:: TASK INSTRUCTIONS ::
Lines that include the word "объекту" are the ones to copy.

:: INFORMATION GIVEN ::
------------------------------------------------------------

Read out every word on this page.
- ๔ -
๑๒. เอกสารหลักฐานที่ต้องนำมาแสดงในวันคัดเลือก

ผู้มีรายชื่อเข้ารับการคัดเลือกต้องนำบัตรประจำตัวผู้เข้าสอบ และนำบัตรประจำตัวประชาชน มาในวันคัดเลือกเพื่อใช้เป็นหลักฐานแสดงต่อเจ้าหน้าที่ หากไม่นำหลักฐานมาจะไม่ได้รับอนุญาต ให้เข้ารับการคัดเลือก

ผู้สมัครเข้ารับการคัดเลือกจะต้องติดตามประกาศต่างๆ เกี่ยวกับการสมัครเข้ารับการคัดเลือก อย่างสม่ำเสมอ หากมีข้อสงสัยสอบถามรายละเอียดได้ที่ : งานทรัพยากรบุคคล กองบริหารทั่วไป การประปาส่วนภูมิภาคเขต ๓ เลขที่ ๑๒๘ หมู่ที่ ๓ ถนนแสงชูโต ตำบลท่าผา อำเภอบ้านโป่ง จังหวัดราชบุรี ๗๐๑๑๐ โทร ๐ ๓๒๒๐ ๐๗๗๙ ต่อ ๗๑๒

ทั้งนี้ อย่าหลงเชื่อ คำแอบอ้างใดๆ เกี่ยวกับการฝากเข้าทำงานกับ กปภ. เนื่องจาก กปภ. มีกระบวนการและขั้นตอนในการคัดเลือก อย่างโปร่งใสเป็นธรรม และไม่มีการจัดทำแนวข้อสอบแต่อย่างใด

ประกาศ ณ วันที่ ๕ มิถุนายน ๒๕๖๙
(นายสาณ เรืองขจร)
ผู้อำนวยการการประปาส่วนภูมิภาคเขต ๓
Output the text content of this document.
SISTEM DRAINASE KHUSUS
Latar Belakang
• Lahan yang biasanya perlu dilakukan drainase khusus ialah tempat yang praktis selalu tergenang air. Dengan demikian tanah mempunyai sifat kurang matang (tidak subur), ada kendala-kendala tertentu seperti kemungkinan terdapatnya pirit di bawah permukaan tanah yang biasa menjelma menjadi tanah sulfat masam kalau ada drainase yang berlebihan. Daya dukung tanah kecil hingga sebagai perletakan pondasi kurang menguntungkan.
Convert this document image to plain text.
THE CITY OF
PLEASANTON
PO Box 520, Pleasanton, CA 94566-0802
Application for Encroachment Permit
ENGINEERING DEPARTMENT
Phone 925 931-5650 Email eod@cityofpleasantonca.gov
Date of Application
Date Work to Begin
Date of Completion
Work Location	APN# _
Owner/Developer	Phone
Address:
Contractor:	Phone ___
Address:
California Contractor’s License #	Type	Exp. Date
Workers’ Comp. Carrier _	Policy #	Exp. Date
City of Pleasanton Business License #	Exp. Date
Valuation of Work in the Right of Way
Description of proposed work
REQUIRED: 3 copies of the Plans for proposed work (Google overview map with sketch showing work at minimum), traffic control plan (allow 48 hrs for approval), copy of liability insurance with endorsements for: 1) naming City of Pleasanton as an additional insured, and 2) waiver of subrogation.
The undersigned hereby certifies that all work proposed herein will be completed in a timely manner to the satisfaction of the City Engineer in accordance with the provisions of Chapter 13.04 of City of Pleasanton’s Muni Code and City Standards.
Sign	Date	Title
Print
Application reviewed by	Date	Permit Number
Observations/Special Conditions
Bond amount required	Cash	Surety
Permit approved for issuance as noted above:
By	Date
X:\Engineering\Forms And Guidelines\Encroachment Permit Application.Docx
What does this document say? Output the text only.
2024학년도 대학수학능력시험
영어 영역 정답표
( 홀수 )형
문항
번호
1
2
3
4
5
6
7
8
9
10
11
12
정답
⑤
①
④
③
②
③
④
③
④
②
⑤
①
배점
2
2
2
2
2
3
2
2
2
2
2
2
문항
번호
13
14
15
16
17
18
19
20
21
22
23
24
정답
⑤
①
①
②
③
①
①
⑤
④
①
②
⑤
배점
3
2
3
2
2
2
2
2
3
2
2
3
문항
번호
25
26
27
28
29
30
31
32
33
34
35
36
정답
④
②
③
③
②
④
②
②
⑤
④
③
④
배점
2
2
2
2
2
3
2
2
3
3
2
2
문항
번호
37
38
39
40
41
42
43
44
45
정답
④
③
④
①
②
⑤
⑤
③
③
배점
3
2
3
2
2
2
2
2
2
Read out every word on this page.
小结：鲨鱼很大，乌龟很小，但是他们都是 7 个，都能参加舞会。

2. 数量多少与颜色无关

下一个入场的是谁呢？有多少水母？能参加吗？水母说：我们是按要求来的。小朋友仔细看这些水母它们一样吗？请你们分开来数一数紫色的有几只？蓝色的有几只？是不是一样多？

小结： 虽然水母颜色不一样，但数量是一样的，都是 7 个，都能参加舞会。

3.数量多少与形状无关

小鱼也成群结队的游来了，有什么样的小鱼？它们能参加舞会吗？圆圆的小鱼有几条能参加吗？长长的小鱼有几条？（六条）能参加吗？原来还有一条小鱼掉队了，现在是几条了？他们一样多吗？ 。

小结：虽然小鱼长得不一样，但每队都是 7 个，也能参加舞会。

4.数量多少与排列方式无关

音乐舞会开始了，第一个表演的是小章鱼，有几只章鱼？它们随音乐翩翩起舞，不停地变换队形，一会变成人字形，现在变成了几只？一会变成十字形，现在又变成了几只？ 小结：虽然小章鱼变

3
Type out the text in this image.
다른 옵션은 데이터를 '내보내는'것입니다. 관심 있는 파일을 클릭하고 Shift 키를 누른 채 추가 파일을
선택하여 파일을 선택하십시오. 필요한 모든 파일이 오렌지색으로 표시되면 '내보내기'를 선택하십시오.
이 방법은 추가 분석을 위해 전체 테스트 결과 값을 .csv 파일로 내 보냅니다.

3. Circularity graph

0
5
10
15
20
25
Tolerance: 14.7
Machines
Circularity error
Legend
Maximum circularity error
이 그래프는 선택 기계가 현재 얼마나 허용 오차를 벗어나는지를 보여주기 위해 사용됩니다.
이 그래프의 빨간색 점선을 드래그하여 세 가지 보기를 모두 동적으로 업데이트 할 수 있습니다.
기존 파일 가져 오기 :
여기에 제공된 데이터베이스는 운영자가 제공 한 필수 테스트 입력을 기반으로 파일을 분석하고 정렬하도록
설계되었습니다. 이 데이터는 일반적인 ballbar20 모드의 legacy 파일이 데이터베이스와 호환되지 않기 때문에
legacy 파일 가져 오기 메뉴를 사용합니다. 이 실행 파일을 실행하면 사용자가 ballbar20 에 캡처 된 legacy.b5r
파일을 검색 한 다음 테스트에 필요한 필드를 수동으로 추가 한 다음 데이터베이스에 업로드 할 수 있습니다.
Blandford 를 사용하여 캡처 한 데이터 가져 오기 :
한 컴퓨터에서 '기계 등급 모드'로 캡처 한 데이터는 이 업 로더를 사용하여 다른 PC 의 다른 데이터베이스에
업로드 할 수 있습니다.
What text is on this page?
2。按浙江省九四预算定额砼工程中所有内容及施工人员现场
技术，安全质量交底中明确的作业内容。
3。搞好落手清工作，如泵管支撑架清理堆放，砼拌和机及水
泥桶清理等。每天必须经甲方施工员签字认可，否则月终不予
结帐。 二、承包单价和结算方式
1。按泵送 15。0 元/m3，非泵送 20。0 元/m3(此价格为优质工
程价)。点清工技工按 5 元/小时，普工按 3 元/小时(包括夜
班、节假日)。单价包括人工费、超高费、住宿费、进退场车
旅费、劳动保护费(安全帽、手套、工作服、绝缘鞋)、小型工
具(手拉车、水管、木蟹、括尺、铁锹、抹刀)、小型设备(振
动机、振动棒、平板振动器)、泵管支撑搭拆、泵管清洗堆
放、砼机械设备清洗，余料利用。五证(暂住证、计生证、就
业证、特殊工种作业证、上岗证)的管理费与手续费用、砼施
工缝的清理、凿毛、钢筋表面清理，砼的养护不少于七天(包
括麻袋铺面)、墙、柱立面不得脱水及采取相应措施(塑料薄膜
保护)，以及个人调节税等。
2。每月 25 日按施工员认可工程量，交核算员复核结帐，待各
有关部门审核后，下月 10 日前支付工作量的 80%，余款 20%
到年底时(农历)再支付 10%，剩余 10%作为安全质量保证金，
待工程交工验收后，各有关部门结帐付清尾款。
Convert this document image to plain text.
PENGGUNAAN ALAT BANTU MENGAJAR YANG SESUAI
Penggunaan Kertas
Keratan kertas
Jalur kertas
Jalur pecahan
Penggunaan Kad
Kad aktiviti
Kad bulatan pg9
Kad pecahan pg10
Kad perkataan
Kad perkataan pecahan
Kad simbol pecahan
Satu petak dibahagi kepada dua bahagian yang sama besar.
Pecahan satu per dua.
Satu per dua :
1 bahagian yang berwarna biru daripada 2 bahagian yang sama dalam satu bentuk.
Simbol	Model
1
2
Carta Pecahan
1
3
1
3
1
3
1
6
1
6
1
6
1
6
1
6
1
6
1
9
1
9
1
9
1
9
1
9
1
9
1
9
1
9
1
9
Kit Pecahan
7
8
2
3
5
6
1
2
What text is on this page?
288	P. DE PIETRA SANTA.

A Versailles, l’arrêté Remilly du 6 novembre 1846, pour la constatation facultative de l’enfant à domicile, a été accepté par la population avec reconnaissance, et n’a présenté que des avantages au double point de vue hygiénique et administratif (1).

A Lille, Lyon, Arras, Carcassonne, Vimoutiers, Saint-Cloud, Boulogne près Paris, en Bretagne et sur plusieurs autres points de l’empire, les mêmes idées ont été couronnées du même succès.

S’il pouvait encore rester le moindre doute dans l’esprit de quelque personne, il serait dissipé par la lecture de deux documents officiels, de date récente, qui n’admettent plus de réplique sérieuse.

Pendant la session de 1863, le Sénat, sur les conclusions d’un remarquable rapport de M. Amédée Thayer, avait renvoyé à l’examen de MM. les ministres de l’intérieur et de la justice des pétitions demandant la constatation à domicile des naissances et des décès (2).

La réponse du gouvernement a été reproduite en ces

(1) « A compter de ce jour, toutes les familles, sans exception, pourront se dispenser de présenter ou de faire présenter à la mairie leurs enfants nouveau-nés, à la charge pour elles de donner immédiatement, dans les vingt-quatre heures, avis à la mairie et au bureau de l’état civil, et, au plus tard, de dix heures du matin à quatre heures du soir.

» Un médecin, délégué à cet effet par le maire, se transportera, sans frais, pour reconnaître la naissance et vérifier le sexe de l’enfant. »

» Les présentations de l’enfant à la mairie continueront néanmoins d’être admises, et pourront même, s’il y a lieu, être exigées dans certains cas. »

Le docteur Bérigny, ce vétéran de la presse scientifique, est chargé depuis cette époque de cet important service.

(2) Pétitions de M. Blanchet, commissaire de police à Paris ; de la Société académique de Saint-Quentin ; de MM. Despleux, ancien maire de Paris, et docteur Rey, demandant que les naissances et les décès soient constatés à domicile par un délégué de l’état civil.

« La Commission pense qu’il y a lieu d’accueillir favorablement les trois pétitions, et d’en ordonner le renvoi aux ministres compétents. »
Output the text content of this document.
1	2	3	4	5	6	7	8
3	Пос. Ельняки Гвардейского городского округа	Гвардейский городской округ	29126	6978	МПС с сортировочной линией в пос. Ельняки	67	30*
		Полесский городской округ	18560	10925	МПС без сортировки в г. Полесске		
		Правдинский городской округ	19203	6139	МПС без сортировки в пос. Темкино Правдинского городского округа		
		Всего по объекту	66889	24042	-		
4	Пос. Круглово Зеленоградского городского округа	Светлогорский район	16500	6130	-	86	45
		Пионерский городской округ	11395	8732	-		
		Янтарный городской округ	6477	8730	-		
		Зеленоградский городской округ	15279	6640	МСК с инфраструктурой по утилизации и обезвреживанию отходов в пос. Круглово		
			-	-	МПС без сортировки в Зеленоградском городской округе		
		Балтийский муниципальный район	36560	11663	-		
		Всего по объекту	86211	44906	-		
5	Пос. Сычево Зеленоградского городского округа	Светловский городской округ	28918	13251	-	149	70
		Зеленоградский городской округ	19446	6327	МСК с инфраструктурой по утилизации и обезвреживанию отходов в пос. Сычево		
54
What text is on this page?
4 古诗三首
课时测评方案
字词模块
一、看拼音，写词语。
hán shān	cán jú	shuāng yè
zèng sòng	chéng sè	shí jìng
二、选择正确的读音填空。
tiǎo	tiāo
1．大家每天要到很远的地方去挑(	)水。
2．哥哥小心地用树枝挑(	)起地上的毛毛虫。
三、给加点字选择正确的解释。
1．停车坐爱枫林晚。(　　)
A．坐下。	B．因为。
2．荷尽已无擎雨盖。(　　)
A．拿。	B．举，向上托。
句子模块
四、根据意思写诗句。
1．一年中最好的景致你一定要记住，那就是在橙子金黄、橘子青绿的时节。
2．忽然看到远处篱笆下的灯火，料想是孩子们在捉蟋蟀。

------------------------------------------------------------

:: FULL ANSWER ::
		Всего по объекту	66889	24042	-		
		Всего по объекту	86211	44906	-		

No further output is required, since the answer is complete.